- [TO DO] Transcribe the material in full. Nothing should differ except that the pictures are left out.

- [RECORDS FOR THE TASK]
====================

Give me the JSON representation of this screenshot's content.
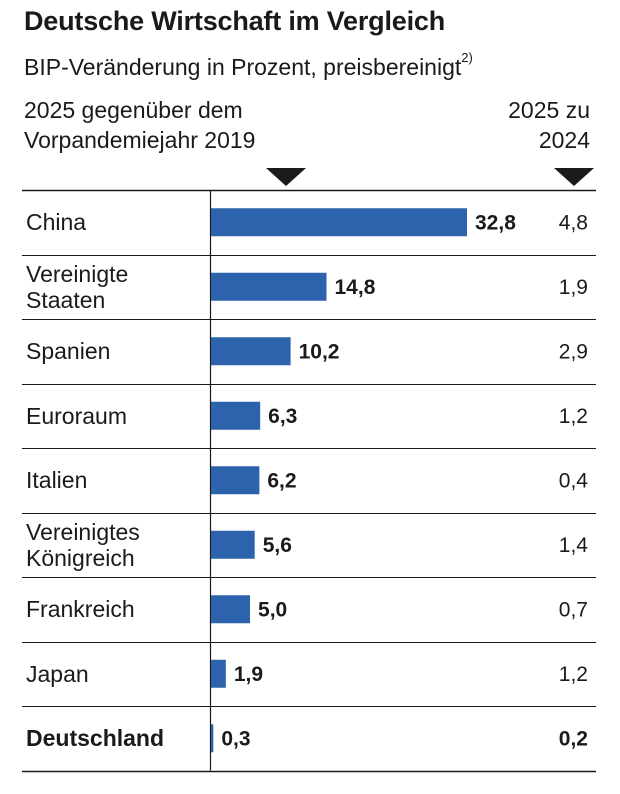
{
  "title": "Deutsche Wirtschaft im Vergleich",
  "subtitle": "BIP-Veränderung in Prozent, preisbereinigt",
  "subtitle_footnote": "2)",
  "col_left_header": "2025 gegenüber dem\nVorpandemiejahr 2019",
  "col_right_header": "2025 zu\n2024",
  "colors": {
    "bar": "#2d63ad",
    "text": "#1a1a1a",
    "line": "#1a1a1a"
  },
  "chart_data": {
    "type": "bar",
    "orientation": "horizontal",
    "categories": [
      "China",
      "Vereinigte\nStaaten",
      "Spanien",
      "Euroraum",
      "Italien",
      "Vereinigtes\nKönigreich",
      "Frankreich",
      "Japan",
      "Deutschland"
    ],
    "series": [
      {
        "values": [
          32.8,
          14.8,
          10.2,
          6.3,
          6.2,
          5.6,
          5.0,
          1.9,
          0.3
        ]
      },
      {
        "values": [
          4.8,
          1.9,
          2.9,
          1.2,
          0.4,
          1.4,
          0.7,
          1.2,
          0.2
        ]
      }
    ],
    "value_labels": [
      "32,8",
      "14,8",
      "10,2",
      "6,3",
      "6,2",
      "5,6",
      "5,0",
      "1,9",
      "0,3"
    ],
    "right_labels": [
      "4,8",
      "1,9",
      "2,9",
      "1,2",
      "0,4",
      "1,4",
      "0,7",
      "1,2",
      "0,2"
    ],
    "bold_rows": [
      "Deutschland"
    ],
    "xlim": [
      0,
      32.8
    ]
  }
}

====================

- [EXERCISE OUTPUT]
Give me the JSON representation of this screenshot's content.
{
  "title": "Deutsche Wirtschaft im Vergleich",
  "subtitle": "BIP-Veränderung in Prozent, preisbereinigt",
  "subtitle_footnote": "2)",
  "col_left_header": "2025 gegenüber dem\nVorpandemiejahr 2019",
  "col_right_header": "2025 zu\n2024",
  "colors": {
    "bar": "#2d63ad",
    "text": "#1a1a1a",
    "line": "#1a1a1a"
  },
  "chart_data": {
    "type": "bar",
    "orientation": "horizontal",
    "categories": [
      "China",
      "Vereinigte\nStaaten",
      "Spanien",
      "Euroraum",
      "Italien",
      "Vereinigtes\nKönigreich",
      "Frankreich",
      "Japan",
      "Deutschland"
    ],
    "series": [
      {
        "values": [
          32.8,
          14.8,
          10.2,
          6.3,
          6.2,
          5.6,
          5.0,
          1.9,
          0.3
        ]
      },
      {
        "values": [
          4.8,
          1.9,
          2.9,
          1.2,
          0.4,
          1.4,
          0.7,
          1.2,
          0.2
        ]
      }
    ],
    "value_labels": [
      "32,8",
      "14,8",
      "10,2",
      "6,3",
      "6,2",
      "5,6",
      "5,0",
      "1,9",
      "0,3"
    ],
    "right_labels": [
      "4,8",
      "1,9",
      "2,9",
      "1,2",
      "0,4",
      "1,4",
      "0,7",
      "1,2",
      "0,2"
    ],
    "bold_rows": [
      "Deutschland"
    ],
    "xlim": [
      0,
      32.8
    ]
  }
}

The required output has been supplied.